* PROBLEM
In the records below, find each line containing the word "subtitle" and copy it.

* MATERIAL FOR THIS EXERCISE
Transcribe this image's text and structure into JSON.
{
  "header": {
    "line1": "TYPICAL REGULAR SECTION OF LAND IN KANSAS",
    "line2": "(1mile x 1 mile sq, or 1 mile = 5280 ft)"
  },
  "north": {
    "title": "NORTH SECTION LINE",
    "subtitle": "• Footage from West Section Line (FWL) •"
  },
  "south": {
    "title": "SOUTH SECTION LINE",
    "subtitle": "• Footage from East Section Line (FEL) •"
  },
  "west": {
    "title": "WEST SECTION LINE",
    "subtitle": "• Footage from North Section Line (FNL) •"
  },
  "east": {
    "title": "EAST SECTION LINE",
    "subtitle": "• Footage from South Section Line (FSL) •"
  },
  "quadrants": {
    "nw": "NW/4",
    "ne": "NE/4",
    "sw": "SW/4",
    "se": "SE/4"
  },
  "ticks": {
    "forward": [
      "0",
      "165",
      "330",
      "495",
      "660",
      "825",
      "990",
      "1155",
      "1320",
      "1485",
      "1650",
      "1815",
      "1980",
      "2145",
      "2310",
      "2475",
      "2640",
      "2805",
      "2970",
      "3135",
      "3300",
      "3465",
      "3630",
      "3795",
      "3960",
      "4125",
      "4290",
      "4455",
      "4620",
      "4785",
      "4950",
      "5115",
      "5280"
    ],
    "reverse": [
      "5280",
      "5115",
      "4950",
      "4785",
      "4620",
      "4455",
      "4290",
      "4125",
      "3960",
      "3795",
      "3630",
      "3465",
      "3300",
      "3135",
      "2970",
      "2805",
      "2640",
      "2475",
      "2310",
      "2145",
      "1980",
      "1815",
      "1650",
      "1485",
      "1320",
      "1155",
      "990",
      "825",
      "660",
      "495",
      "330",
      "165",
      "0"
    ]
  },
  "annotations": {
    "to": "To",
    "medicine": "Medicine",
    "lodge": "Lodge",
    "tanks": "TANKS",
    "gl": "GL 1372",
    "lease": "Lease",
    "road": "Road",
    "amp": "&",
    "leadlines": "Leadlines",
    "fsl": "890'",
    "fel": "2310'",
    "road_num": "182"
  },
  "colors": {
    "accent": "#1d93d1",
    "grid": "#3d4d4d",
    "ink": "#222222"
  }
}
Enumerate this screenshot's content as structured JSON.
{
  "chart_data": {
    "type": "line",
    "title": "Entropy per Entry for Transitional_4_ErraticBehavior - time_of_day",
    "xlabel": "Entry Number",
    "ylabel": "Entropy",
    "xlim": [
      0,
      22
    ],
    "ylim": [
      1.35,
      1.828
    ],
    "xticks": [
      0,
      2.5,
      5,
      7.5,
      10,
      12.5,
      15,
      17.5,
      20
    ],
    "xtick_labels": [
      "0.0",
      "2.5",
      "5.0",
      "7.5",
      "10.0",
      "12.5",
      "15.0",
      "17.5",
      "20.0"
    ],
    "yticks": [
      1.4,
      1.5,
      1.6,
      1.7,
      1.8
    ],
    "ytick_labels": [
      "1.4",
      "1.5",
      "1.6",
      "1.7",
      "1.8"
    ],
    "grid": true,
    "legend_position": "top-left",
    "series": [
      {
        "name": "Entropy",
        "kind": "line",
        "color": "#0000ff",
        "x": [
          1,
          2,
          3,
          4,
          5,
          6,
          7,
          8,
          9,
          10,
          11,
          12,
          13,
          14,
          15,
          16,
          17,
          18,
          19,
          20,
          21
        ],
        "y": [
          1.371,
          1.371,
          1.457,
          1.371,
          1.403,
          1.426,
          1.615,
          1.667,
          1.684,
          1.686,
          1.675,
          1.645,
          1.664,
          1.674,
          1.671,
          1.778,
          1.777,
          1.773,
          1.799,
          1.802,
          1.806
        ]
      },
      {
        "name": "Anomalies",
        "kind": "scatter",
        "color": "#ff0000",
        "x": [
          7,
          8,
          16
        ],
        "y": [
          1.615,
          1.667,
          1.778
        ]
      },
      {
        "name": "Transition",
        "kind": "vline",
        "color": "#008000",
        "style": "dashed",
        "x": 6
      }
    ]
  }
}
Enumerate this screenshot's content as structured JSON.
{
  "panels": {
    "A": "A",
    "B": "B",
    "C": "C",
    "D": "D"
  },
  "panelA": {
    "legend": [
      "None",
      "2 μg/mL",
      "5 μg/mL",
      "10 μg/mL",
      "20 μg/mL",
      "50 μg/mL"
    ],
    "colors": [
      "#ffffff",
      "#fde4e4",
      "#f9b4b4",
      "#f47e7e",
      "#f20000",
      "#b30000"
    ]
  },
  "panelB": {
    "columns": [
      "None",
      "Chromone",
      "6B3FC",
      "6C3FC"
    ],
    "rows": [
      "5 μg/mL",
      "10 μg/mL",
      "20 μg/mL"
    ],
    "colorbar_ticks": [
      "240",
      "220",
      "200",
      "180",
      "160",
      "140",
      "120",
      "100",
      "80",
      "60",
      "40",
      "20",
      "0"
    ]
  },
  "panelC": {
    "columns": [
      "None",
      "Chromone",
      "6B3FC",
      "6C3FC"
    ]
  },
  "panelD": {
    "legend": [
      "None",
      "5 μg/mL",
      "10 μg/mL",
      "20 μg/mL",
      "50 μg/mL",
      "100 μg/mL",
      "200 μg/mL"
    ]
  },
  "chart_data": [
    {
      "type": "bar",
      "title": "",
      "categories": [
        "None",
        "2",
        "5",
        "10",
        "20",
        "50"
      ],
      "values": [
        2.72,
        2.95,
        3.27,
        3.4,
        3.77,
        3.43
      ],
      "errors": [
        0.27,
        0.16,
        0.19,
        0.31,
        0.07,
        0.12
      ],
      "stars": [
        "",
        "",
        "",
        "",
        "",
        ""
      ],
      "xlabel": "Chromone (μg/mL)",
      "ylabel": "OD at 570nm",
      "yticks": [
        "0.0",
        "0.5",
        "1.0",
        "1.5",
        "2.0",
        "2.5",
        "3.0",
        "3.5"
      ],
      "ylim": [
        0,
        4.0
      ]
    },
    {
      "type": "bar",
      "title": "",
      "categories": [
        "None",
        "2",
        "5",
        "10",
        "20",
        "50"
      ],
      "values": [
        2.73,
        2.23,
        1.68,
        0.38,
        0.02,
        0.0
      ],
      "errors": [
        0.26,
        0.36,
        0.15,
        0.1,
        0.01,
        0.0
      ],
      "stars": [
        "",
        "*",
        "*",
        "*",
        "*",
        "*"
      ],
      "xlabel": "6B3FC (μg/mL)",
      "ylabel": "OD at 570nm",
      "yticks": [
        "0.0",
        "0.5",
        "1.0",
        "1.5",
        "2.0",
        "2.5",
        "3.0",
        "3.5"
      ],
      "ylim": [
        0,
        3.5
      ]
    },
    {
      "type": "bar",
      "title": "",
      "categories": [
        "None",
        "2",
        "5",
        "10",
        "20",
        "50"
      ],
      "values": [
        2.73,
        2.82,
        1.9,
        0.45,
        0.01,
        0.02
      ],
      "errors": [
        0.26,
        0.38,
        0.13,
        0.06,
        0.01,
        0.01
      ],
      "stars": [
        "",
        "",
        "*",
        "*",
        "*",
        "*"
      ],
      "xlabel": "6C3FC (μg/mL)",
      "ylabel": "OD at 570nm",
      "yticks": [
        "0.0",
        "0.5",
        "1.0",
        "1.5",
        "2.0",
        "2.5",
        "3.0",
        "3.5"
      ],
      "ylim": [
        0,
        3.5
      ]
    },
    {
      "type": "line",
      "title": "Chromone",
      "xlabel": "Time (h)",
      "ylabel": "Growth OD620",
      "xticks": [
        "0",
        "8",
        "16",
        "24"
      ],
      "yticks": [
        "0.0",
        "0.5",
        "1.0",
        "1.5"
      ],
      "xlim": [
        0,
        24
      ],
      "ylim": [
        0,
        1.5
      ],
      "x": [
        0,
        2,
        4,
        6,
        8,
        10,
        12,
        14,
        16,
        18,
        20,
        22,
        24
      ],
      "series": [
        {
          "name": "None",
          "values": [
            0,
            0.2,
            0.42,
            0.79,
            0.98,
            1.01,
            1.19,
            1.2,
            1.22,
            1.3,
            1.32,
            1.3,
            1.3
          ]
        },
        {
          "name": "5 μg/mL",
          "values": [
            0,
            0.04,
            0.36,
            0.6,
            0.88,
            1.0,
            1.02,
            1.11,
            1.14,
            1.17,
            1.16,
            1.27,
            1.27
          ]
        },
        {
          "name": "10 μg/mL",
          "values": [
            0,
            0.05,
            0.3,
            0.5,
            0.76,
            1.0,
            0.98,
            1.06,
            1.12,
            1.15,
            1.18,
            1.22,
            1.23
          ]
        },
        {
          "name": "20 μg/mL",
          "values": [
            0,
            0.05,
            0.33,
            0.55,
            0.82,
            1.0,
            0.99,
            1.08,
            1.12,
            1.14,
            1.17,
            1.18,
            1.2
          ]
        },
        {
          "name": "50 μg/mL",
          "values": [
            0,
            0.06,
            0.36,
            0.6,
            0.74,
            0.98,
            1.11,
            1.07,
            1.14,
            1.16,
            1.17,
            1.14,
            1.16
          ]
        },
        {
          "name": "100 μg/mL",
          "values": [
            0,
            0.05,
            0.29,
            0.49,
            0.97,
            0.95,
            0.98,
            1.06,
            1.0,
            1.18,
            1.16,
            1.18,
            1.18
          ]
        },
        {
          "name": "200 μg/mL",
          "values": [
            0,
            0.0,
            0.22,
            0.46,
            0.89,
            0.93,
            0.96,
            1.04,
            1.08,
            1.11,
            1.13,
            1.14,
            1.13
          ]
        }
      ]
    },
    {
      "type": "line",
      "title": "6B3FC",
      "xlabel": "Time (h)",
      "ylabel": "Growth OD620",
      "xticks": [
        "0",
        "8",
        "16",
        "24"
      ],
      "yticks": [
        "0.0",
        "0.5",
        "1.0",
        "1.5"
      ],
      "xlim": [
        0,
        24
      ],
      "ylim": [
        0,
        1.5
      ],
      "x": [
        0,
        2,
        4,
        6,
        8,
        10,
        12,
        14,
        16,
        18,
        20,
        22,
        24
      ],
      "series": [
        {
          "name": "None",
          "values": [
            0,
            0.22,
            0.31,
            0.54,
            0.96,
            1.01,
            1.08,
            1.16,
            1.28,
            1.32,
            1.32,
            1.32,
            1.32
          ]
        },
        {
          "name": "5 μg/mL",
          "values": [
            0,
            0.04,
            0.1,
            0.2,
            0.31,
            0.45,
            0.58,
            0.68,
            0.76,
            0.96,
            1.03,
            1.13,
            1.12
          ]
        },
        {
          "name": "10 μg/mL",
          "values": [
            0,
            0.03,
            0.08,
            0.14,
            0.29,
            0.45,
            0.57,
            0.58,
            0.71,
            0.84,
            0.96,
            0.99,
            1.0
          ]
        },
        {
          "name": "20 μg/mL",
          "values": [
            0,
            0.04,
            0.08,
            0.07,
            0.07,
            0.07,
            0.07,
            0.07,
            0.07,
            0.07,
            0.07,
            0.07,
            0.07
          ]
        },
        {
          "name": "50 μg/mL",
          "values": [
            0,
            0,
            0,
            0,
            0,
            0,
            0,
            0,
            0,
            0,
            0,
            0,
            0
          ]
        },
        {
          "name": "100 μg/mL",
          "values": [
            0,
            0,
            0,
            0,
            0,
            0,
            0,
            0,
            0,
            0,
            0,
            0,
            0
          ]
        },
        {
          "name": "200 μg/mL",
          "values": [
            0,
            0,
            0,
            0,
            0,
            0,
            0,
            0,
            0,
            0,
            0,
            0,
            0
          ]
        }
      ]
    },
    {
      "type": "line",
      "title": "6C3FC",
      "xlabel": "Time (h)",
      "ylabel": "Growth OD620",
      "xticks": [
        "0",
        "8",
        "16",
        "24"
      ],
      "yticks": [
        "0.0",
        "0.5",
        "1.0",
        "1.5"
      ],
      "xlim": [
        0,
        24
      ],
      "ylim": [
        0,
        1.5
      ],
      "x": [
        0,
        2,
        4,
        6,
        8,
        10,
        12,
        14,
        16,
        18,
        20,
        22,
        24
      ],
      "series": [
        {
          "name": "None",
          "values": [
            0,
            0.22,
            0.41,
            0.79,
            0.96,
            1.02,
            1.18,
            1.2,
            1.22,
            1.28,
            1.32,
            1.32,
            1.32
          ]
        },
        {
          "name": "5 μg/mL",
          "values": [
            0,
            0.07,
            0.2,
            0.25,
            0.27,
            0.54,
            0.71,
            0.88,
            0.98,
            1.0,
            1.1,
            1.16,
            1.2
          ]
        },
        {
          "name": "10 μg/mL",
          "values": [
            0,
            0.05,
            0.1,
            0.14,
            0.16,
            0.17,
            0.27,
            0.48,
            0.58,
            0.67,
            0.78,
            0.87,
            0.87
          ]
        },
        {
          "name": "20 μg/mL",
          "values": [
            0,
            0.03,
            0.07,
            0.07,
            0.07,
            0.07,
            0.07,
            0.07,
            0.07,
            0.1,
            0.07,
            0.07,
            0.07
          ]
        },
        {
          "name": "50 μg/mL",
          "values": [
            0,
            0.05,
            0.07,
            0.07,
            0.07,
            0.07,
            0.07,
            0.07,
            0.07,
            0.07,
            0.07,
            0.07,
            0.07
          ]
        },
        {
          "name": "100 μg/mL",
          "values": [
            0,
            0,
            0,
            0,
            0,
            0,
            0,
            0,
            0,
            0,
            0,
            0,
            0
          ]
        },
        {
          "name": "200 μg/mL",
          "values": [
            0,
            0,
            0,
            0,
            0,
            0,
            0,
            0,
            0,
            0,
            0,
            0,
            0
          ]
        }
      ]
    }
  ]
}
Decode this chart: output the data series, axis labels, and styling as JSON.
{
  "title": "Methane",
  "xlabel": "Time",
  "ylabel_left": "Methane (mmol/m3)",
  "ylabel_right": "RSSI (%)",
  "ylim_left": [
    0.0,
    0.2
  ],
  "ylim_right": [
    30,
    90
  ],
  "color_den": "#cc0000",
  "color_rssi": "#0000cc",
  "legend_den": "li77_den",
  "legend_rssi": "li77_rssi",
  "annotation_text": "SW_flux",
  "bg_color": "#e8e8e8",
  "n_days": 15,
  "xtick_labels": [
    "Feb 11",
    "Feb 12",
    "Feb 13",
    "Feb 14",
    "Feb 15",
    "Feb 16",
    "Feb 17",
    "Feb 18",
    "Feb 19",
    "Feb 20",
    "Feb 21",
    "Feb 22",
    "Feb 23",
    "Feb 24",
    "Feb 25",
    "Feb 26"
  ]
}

* TASK RESPONSE
    "subtitle": "• Footage from West Section Line (FWL) •"
    "subtitle": "• Footage from East Section Line (FEL) •"
    "subtitle": "• Footage from North Section Line (FNL) •"
    "subtitle": "• Footage from South Section Line (FSL) •"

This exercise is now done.